▶ Stored dataset items:
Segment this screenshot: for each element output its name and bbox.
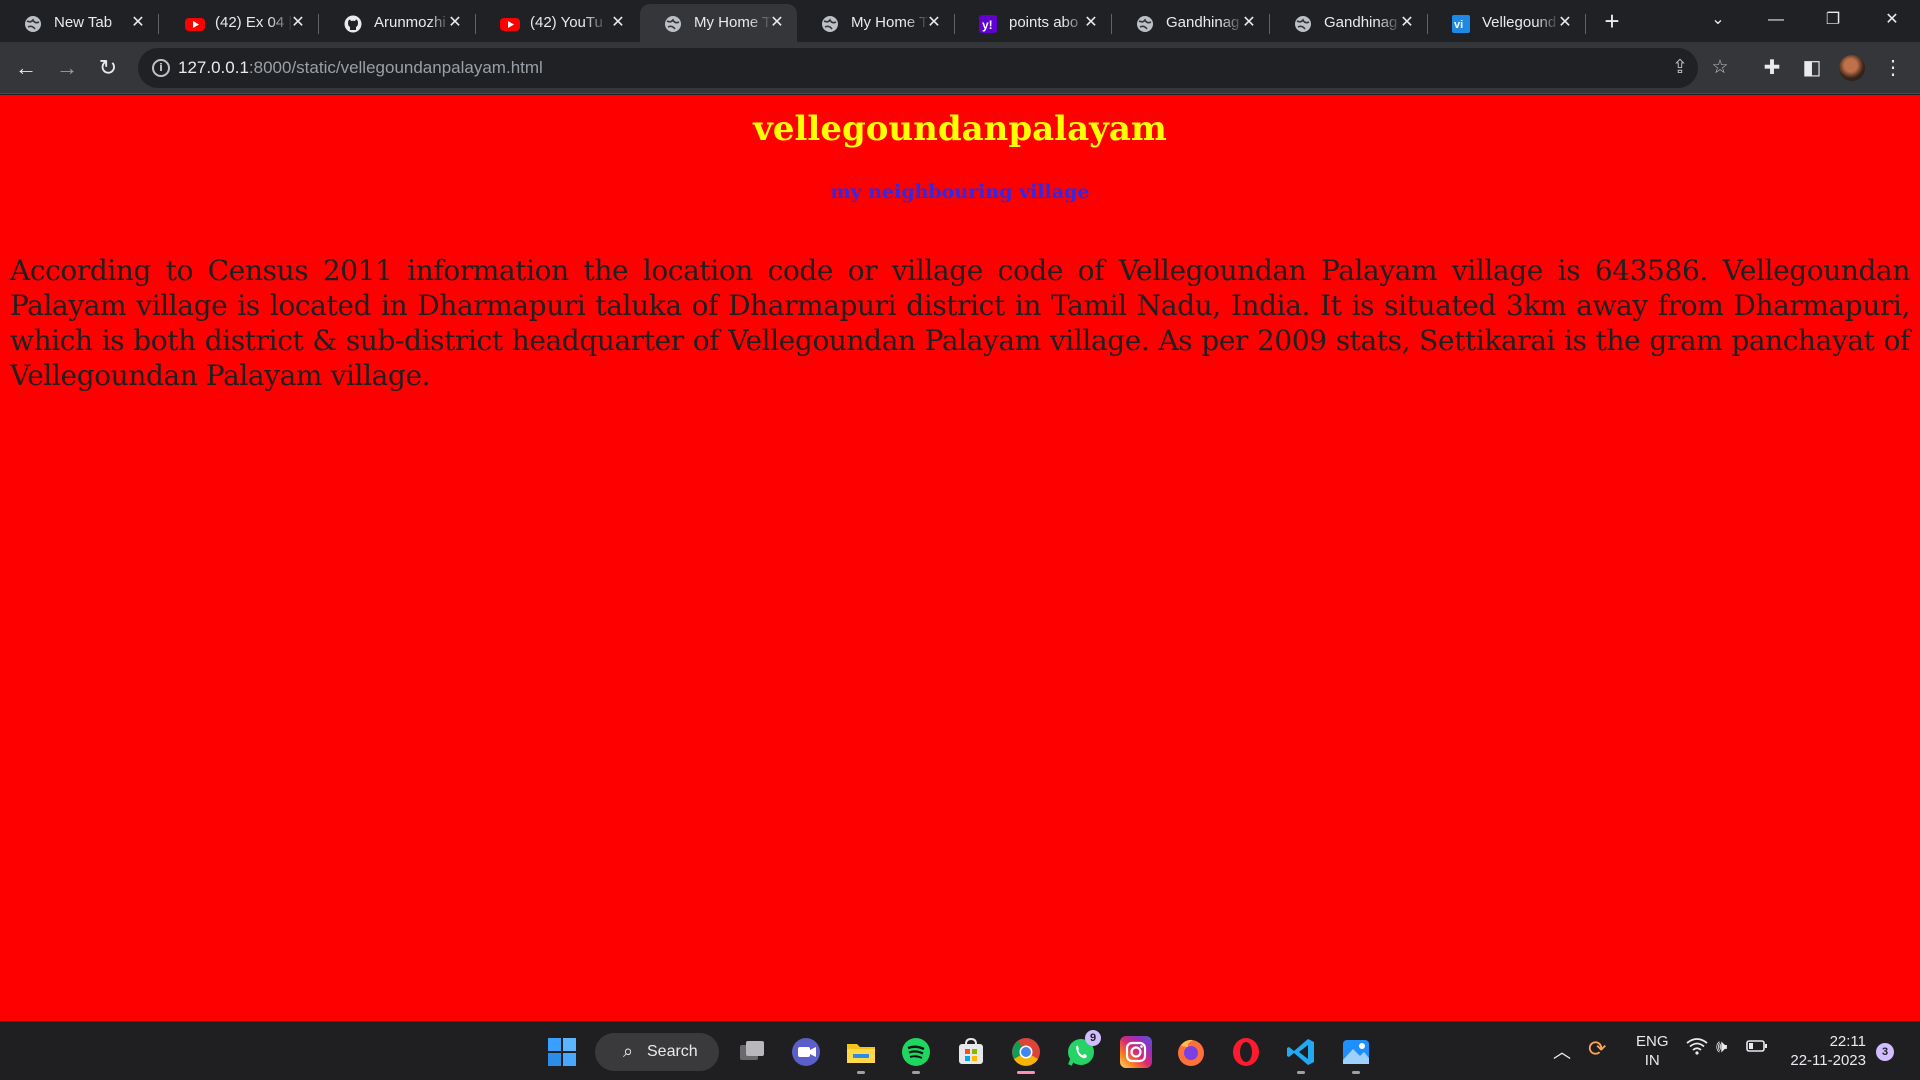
globe-icon <box>24 15 42 33</box>
close-tab-icon[interactable]: ✕ <box>1081 13 1101 33</box>
tab-title: My Home T <box>851 14 929 31</box>
search-icon: ⌕ <box>623 1041 634 1061</box>
restore-button[interactable]: ❐ <box>1813 4 1853 36</box>
photos-indicator <box>1352 1071 1360 1074</box>
github-icon <box>344 15 362 33</box>
vscode-icon[interactable] <box>1285 1036 1317 1068</box>
tab-title: points abo <box>1009 14 1079 31</box>
show-hidden-icons-chevron-icon[interactable]: ︿ <box>1553 1038 1571 1064</box>
browser-tab[interactable]: (42) YouTu ✕ <box>476 4 638 42</box>
browser-tab[interactable]: My Home T ✕ <box>640 4 797 42</box>
svg-text:y!: y! <box>982 18 993 32</box>
windows-taskbar: ⌕ Search 9 ︿ ⟳ ENG IN 🕪 22:11 22-11-2023… <box>0 1021 1920 1080</box>
browser-tab[interactable]: Gandhinag ✕ <box>1112 4 1270 42</box>
close-tab-icon[interactable]: ✕ <box>924 13 944 33</box>
windows-start-icon[interactable] <box>546 1036 578 1068</box>
tab-title: (42) Ex 04 | <box>215 14 293 31</box>
yahoo-icon: y! <box>979 15 997 33</box>
battery-icon[interactable] <box>1746 1039 1768 1057</box>
vscode-indicator <box>1297 1071 1305 1074</box>
close-window-button[interactable]: ✕ <box>1872 4 1912 36</box>
youtube-icon <box>500 15 520 33</box>
close-tab-icon[interactable]: ✕ <box>288 13 308 33</box>
teams-meet-icon[interactable] <box>790 1036 822 1068</box>
browser-tab[interactable]: Gandhinag ✕ <box>1270 4 1428 42</box>
close-tab-icon[interactable]: ✕ <box>767 13 787 33</box>
task-view-icon[interactable] <box>736 1036 768 1068</box>
browser-tab[interactable]: vi Vellegound ✕ <box>1428 4 1586 42</box>
bookmark-star-icon[interactable]: ☆ <box>1708 56 1732 80</box>
chrome-indicator <box>1017 1071 1035 1074</box>
youtube-icon <box>185 15 205 33</box>
volume-icon[interactable]: 🕪 <box>1716 1036 1727 1057</box>
page-subheading: my neighbouring village <box>830 181 1090 203</box>
extensions-puzzle-icon[interactable]: ✚ <box>1758 54 1786 82</box>
tab-title: Arunmozhi <box>374 14 446 31</box>
tab-strip: New Tab ✕ (42) Ex 04 | ✕ Arunmozhi ✕ (42) YouT… <box>0 0 1920 42</box>
browser-tab[interactable]: My Home T ✕ <box>797 4 955 42</box>
url-text[interactable]: 127.0.0.1:8000/static/vellegoundanpalaya… <box>178 58 543 78</box>
globe-icon <box>1294 15 1312 33</box>
minimize-button[interactable]: — <box>1756 4 1796 36</box>
tab-search-icon[interactable]: ⌄ <box>1698 4 1738 36</box>
village-description: According to Census 2011 information the… <box>10 254 1910 392</box>
firefox-icon[interactable] <box>1175 1036 1207 1068</box>
file-explorer-indicator <box>857 1071 865 1074</box>
web-page: vellegoundanpalayam my neighbouring vill… <box>0 95 1920 1021</box>
clock[interactable]: 22:11 22-11-2023 <box>1784 1032 1866 1070</box>
sync-update-icon[interactable]: ⟳ <box>1588 1036 1606 1062</box>
svg-text:vi: vi <box>1454 19 1463 31</box>
tab-title: Gandhinag <box>1166 14 1240 31</box>
forward-button[interactable]: → <box>53 54 81 82</box>
tab-title: Gandhinag <box>1324 14 1398 31</box>
tab-separator <box>158 14 159 34</box>
globe-icon <box>664 15 682 33</box>
browser-tab[interactable]: New Tab ✕ <box>0 4 159 42</box>
file-explorer-icon[interactable] <box>845 1036 877 1068</box>
spotify-icon[interactable] <box>900 1036 932 1068</box>
tab-title: Vellegound <box>1482 14 1557 31</box>
tab-separator <box>318 14 319 34</box>
page-heading: vellegoundanpalayam <box>753 109 1167 149</box>
close-tab-icon[interactable]: ✕ <box>128 13 148 33</box>
browser-toolbar: ← → ↻ i 127.0.0.1:8000/static/vellegound… <box>0 42 1920 94</box>
close-tab-icon[interactable]: ✕ <box>1239 13 1259 33</box>
close-tab-icon[interactable]: ✕ <box>608 13 628 33</box>
close-tab-icon[interactable]: ✕ <box>445 13 465 33</box>
menu-kebab-icon[interactable]: ⋮ <box>1879 54 1907 82</box>
wifi-icon[interactable] <box>1686 1037 1708 1060</box>
chrome-icon[interactable] <box>1010 1036 1042 1068</box>
close-tab-icon[interactable]: ✕ <box>1397 13 1417 33</box>
profile-avatar[interactable] <box>1839 55 1865 81</box>
globe-icon <box>821 15 839 33</box>
browser-tab[interactable]: y! points abo ✕ <box>955 4 1112 42</box>
taskbar-search[interactable]: ⌕ Search <box>595 1033 719 1071</box>
whatsapp-unread-badge: 9 <box>1085 1030 1101 1046</box>
opera-icon[interactable] <box>1230 1036 1262 1068</box>
vi-icon: vi <box>1452 15 1470 33</box>
browser-tab[interactable]: (42) Ex 04 | ✕ <box>161 4 319 42</box>
tab-title: New Tab <box>54 14 113 31</box>
close-tab-icon[interactable]: ✕ <box>1555 13 1575 33</box>
tab-separator <box>1585 14 1586 34</box>
globe-icon <box>1136 15 1154 33</box>
notification-count-badge[interactable]: 3 <box>1876 1043 1894 1061</box>
photos-icon[interactable] <box>1340 1036 1372 1068</box>
reload-button[interactable]: ↻ <box>94 54 122 82</box>
browser-tab[interactable]: Arunmozhi ✕ <box>320 4 476 42</box>
new-tab-button[interactable]: + <box>1598 8 1626 36</box>
side-panel-icon[interactable]: ◧ <box>1798 54 1826 82</box>
microsoft-store-icon[interactable] <box>955 1036 987 1068</box>
address-bar[interactable]: i 127.0.0.1:8000/static/vellegoundanpala… <box>138 48 1729 88</box>
share-icon[interactable]: ⇪ <box>1668 56 1692 80</box>
instagram-icon[interactable] <box>1120 1036 1152 1068</box>
site-info-icon[interactable]: i <box>152 59 170 77</box>
back-button[interactable]: ← <box>12 54 40 82</box>
spotify-indicator <box>912 1071 920 1074</box>
tab-title: (42) YouTu <box>530 14 603 31</box>
tab-title: My Home T <box>694 14 772 31</box>
input-language-indicator[interactable]: ENG IN <box>1636 1032 1669 1070</box>
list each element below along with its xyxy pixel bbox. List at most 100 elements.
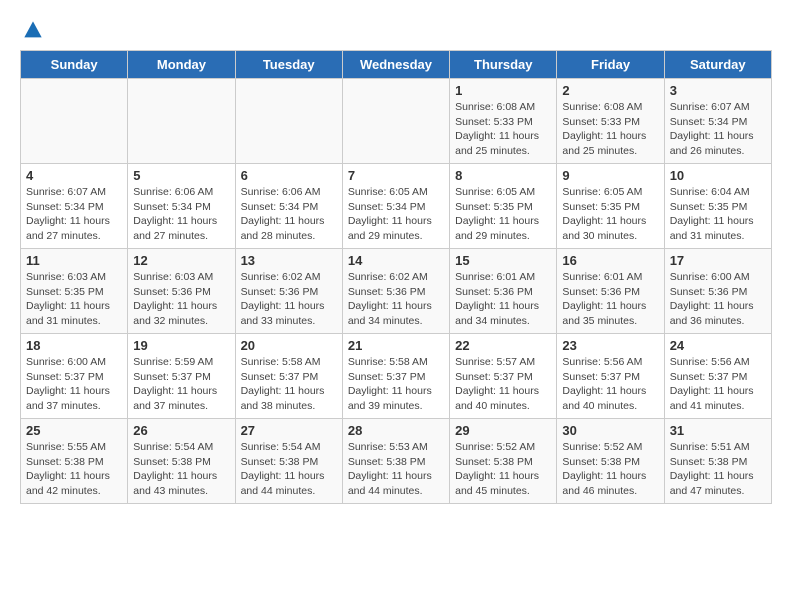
calendar-table: SundayMondayTuesdayWednesdayThursdayFrid…	[20, 50, 772, 504]
day-number: 4	[26, 168, 122, 183]
calendar-cell: 12Sunrise: 6:03 AM Sunset: 5:36 PM Dayli…	[128, 249, 235, 334]
calendar-cell: 24 Sunrise: 5:56 AM Sunset: 5:37 PM Dayli…	[664, 334, 771, 419]
day-number: 5	[133, 168, 229, 183]
calendar-cell: 6 Sunrise: 6:06 AM Sunset: 5:34 PM Daylig…	[235, 164, 342, 249]
day-number: 24	[670, 338, 766, 353]
calendar-cell	[21, 79, 128, 164]
day-number: 27	[241, 423, 337, 438]
calendar-cell: 21 Sunrise: 5:58 AM Sunset: 5:37 PM Dayli…	[342, 334, 449, 419]
calendar-cell: 16Sunrise: 6:01 AM Sunset: 5:36 PM Dayli…	[557, 249, 664, 334]
day-number: 11	[26, 253, 122, 268]
day-number: 22	[455, 338, 551, 353]
calendar-cell: 9 Sunrise: 6:05 AM Sunset: 5:35 PM Daylig…	[557, 164, 664, 249]
day-number: 12	[133, 253, 229, 268]
day-header: Sunday	[21, 51, 128, 79]
day-number: 2	[562, 83, 658, 98]
day-info: Sunrise: 6:01 AM Sunset: 5:36 PM Dayligh…	[455, 270, 551, 329]
calendar-cell: 3 Sunrise: 6:07 AM Sunset: 5:34 PM Daylig…	[664, 79, 771, 164]
day-info: Sunrise: 5:57 AM Sunset: 5:37 PM Dayligh…	[455, 355, 551, 414]
day-number: 30	[562, 423, 658, 438]
day-number: 26	[133, 423, 229, 438]
day-number: 6	[241, 168, 337, 183]
day-number: 17	[670, 253, 766, 268]
day-number: 18	[26, 338, 122, 353]
day-number: 21	[348, 338, 444, 353]
calendar-cell: 15 Sunrise: 6:01 AM Sunset: 5:36 PM Dayli…	[450, 249, 557, 334]
day-number: 7	[348, 168, 444, 183]
day-header: Monday	[128, 51, 235, 79]
calendar-cell: 13 Sunrise: 6:02 AM Sunset: 5:36 PM Dayli…	[235, 249, 342, 334]
day-number: 15	[455, 253, 551, 268]
calendar-cell: 27 Sunrise: 5:54 AM Sunset: 5:38 PM Dayli…	[235, 419, 342, 504]
day-info: Sunrise: 6:06 AM Sunset: 5:34 PM Dayligh…	[133, 185, 229, 244]
day-header: Thursday	[450, 51, 557, 79]
day-info: Sunrise: 6:08 AM Sunset: 5:33 PM Dayligh…	[455, 100, 551, 159]
page-header	[20, 20, 772, 40]
day-info: Sunrise: 6:07 AM Sunset: 5:34 PM Dayligh…	[670, 100, 766, 159]
calendar-cell: 19 Sunrise: 5:59 AM Sunset: 5:37 PM Dayli…	[128, 334, 235, 419]
day-number: 28	[348, 423, 444, 438]
day-number: 13	[241, 253, 337, 268]
day-header: Saturday	[664, 51, 771, 79]
day-number: 1	[455, 83, 551, 98]
logo-icon	[23, 20, 43, 40]
day-info: Sunrise: 5:56 AM Sunset: 5:37 PM Dayligh…	[562, 355, 658, 414]
day-header: Wednesday	[342, 51, 449, 79]
calendar-cell: 11 Sunrise: 6:03 AM Sunset: 5:35 PM Dayli…	[21, 249, 128, 334]
day-info: Sunrise: 6:05 AM Sunset: 5:35 PM Dayligh…	[455, 185, 551, 244]
day-info: Sunrise: 5:52 AM Sunset: 5:38 PM Dayligh…	[455, 440, 551, 499]
day-info: Sunrise: 6:00 AM Sunset: 5:36 PM Dayligh…	[670, 270, 766, 329]
calendar-cell: 17 Sunrise: 6:00 AM Sunset: 5:36 PM Dayli…	[664, 249, 771, 334]
calendar-cell: 20 Sunrise: 5:58 AM Sunset: 5:37 PM Dayli…	[235, 334, 342, 419]
day-info: Sunrise: 5:58 AM Sunset: 5:37 PM Dayligh…	[241, 355, 337, 414]
calendar-cell	[128, 79, 235, 164]
day-number: 9	[562, 168, 658, 183]
calendar-cell: 10 Sunrise: 6:04 AM Sunset: 5:35 PM Dayli…	[664, 164, 771, 249]
day-info: Sunrise: 6:02 AM Sunset: 5:36 PM Dayligh…	[348, 270, 444, 329]
day-info: Sunrise: 6:05 AM Sunset: 5:35 PM Dayligh…	[562, 185, 658, 244]
calendar-cell: 22 Sunrise: 5:57 AM Sunset: 5:37 PM Dayli…	[450, 334, 557, 419]
calendar-cell: 30Sunrise: 5:52 AM Sunset: 5:38 PM Dayli…	[557, 419, 664, 504]
calendar-cell: 4Sunrise: 6:07 AM Sunset: 5:34 PM Daylig…	[21, 164, 128, 249]
day-header: Tuesday	[235, 51, 342, 79]
calendar-cell: 31 Sunrise: 5:51 AM Sunset: 5:38 PM Dayli…	[664, 419, 771, 504]
day-info: Sunrise: 6:01 AM Sunset: 5:36 PM Dayligh…	[562, 270, 658, 329]
calendar-cell	[235, 79, 342, 164]
day-info: Sunrise: 5:55 AM Sunset: 5:38 PM Dayligh…	[26, 440, 122, 499]
day-number: 31	[670, 423, 766, 438]
day-number: 10	[670, 168, 766, 183]
calendar-cell: 7 Sunrise: 6:05 AM Sunset: 5:34 PM Daylig…	[342, 164, 449, 249]
day-info: Sunrise: 6:02 AM Sunset: 5:36 PM Dayligh…	[241, 270, 337, 329]
day-number: 14	[348, 253, 444, 268]
day-info: Sunrise: 5:58 AM Sunset: 5:37 PM Dayligh…	[348, 355, 444, 414]
calendar-cell: 28 Sunrise: 5:53 AM Sunset: 5:38 PM Dayli…	[342, 419, 449, 504]
day-number: 3	[670, 83, 766, 98]
day-header: Friday	[557, 51, 664, 79]
day-number: 19	[133, 338, 229, 353]
day-number: 20	[241, 338, 337, 353]
day-info: Sunrise: 5:51 AM Sunset: 5:38 PM Dayligh…	[670, 440, 766, 499]
day-info: Sunrise: 6:06 AM Sunset: 5:34 PM Dayligh…	[241, 185, 337, 244]
calendar-cell: 29 Sunrise: 5:52 AM Sunset: 5:38 PM Dayli…	[450, 419, 557, 504]
day-info: Sunrise: 5:53 AM Sunset: 5:38 PM Dayligh…	[348, 440, 444, 499]
day-info: Sunrise: 6:08 AM Sunset: 5:33 PM Dayligh…	[562, 100, 658, 159]
day-info: Sunrise: 6:00 AM Sunset: 5:37 PM Dayligh…	[26, 355, 122, 414]
day-info: Sunrise: 6:03 AM Sunset: 5:35 PM Dayligh…	[26, 270, 122, 329]
calendar-cell: 18 Sunrise: 6:00 AM Sunset: 5:37 PM Dayli…	[21, 334, 128, 419]
day-info: Sunrise: 5:54 AM Sunset: 5:38 PM Dayligh…	[133, 440, 229, 499]
logo	[20, 20, 43, 40]
day-info: Sunrise: 6:04 AM Sunset: 5:35 PM Dayligh…	[670, 185, 766, 244]
calendar-cell: 25 Sunrise: 5:55 AM Sunset: 5:38 PM Dayli…	[21, 419, 128, 504]
day-info: Sunrise: 6:05 AM Sunset: 5:34 PM Dayligh…	[348, 185, 444, 244]
day-number: 25	[26, 423, 122, 438]
day-info: Sunrise: 5:59 AM Sunset: 5:37 PM Dayligh…	[133, 355, 229, 414]
calendar-cell: 26 Sunrise: 5:54 AM Sunset: 5:38 PM Dayli…	[128, 419, 235, 504]
calendar-cell: 23 Sunrise: 5:56 AM Sunset: 5:37 PM Dayli…	[557, 334, 664, 419]
day-info: Sunrise: 5:56 AM Sunset: 5:37 PM Dayligh…	[670, 355, 766, 414]
day-number: 8	[455, 168, 551, 183]
calendar-cell: 8 Sunrise: 6:05 AM Sunset: 5:35 PM Daylig…	[450, 164, 557, 249]
day-number: 23	[562, 338, 658, 353]
day-info: Sunrise: 5:54 AM Sunset: 5:38 PM Dayligh…	[241, 440, 337, 499]
calendar-cell: 1 Sunrise: 6:08 AM Sunset: 5:33 PM Daylig…	[450, 79, 557, 164]
day-number: 29	[455, 423, 551, 438]
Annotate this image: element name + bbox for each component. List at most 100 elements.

▶ WHAT THE TASK ASKS: Convert the lines starting at the one containing "50, 772, 504]" and ending at the one containing "calendar-cell: 12Sunrise: 6:03" into a numbered list, omitting blank lines.

▶ RESULT FOR THIS EXERCISE:
1. calendar-table: SundayMondayTuesdayWednesdayThursdayFrid…	[20, 50, 772, 504]
2. day-number: 4	[26, 168, 122, 183]
3. calendar-cell: 12Sunrise: 6:03 AM Sunset: 5:36 PM Dayli…	[128, 249, 235, 334]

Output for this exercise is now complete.